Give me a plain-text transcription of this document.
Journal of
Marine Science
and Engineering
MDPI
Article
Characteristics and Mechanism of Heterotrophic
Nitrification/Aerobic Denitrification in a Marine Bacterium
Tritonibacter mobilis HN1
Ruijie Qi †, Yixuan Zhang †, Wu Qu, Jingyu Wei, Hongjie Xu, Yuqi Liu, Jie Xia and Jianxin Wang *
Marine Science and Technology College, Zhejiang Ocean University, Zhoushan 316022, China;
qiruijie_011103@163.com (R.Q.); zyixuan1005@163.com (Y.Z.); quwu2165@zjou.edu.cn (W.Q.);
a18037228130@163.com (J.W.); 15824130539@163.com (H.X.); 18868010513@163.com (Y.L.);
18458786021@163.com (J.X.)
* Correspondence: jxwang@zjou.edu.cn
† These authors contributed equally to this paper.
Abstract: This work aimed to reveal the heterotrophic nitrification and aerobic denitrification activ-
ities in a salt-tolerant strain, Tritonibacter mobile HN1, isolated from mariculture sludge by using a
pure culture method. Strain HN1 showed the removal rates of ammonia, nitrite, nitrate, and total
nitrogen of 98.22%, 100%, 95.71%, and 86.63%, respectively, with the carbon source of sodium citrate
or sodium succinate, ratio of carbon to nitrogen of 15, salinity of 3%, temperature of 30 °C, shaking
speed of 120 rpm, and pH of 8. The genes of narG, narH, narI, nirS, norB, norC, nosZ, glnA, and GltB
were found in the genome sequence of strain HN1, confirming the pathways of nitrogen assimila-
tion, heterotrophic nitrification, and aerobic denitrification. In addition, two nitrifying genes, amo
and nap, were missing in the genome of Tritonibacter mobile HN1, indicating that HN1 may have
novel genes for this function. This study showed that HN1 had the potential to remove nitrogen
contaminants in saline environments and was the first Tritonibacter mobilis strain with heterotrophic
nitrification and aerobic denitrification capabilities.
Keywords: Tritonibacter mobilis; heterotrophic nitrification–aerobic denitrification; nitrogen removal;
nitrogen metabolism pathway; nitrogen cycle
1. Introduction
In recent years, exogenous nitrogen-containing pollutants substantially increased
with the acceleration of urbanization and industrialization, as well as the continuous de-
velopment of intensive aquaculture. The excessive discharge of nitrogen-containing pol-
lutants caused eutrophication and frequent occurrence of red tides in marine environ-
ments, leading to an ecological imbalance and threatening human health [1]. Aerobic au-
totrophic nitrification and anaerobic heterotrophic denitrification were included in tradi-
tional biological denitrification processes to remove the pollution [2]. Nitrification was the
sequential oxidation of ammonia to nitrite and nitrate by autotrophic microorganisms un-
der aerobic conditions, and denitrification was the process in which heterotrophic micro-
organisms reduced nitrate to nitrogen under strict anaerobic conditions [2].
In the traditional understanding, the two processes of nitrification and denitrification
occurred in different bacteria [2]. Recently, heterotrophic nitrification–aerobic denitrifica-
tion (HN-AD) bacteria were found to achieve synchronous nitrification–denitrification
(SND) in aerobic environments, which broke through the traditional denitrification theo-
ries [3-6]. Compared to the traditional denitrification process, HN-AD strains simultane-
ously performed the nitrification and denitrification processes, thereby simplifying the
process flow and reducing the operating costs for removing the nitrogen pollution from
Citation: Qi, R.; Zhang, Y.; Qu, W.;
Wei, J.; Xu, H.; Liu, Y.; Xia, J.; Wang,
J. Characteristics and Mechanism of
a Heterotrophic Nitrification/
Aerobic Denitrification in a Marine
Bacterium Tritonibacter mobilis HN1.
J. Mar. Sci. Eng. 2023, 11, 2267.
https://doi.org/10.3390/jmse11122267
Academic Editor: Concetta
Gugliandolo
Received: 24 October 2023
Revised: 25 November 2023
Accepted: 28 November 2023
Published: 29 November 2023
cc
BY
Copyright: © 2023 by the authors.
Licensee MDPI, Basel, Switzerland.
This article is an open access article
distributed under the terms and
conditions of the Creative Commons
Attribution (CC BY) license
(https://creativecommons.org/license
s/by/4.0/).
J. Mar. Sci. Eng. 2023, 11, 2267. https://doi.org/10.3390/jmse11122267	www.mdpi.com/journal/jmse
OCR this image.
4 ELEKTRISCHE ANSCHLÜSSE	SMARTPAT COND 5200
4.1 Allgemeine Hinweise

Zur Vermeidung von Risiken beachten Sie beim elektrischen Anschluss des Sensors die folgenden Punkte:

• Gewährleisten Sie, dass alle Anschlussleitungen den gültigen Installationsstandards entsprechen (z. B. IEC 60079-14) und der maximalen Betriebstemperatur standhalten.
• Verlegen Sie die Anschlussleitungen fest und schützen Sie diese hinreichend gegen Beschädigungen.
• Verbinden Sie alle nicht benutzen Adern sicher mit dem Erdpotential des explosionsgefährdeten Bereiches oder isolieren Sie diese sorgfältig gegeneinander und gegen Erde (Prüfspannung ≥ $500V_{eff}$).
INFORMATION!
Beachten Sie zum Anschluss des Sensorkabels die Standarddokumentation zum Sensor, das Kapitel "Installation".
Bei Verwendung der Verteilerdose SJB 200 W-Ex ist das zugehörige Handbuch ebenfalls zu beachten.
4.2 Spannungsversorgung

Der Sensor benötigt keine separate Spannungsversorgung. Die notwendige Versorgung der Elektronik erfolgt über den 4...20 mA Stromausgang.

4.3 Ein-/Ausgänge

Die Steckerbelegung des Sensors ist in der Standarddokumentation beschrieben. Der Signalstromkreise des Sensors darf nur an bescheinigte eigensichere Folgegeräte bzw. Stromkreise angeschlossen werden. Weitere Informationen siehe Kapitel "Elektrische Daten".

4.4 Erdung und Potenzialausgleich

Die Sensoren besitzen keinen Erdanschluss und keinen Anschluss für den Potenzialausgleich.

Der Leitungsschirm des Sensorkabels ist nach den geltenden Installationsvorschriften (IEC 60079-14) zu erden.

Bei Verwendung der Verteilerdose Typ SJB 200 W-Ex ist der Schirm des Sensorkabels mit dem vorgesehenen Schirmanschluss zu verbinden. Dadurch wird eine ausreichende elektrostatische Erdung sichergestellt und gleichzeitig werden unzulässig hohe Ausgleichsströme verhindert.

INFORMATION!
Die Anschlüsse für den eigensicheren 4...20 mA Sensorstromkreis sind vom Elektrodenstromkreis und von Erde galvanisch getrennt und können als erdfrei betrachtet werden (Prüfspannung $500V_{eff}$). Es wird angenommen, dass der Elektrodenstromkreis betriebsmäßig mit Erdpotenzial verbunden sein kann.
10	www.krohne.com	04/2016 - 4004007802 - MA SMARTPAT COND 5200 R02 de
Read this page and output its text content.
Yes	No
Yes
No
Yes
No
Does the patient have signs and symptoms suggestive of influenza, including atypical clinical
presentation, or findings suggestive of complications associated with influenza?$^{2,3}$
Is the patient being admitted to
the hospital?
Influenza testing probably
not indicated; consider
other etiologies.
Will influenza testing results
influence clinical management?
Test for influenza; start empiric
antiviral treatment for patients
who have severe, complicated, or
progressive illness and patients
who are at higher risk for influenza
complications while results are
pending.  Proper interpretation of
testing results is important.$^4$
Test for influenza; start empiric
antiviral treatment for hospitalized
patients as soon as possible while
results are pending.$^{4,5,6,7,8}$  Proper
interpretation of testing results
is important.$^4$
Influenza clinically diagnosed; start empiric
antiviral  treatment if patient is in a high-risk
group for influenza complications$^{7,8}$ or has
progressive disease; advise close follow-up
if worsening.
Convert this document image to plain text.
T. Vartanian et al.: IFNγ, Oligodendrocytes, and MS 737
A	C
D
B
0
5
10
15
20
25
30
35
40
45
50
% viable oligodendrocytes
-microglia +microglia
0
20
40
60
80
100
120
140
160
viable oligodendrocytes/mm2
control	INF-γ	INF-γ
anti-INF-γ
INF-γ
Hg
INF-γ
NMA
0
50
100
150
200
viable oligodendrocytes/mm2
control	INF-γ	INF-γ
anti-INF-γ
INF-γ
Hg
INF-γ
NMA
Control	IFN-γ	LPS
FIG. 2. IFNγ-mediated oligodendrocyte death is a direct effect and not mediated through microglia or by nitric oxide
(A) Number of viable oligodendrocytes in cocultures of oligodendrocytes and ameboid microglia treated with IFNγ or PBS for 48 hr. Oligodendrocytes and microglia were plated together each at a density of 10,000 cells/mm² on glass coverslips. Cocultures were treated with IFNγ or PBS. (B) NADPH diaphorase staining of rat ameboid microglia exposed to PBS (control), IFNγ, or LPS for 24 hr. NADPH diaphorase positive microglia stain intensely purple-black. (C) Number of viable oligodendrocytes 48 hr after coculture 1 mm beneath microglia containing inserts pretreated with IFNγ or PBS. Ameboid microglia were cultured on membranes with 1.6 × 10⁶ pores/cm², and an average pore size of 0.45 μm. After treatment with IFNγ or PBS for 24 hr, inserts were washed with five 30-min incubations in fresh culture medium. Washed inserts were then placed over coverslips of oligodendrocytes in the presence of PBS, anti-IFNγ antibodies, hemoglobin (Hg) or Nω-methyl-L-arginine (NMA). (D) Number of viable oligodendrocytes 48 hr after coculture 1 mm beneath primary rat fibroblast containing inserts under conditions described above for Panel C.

============

* _TRY IT_
Extract every line containing the string "November" from the material.

* _SOLUTION TO THIS EXERCISE_
Revised: 25 November 2023
Accepted: 28 November 2023
Published: 29 November 2023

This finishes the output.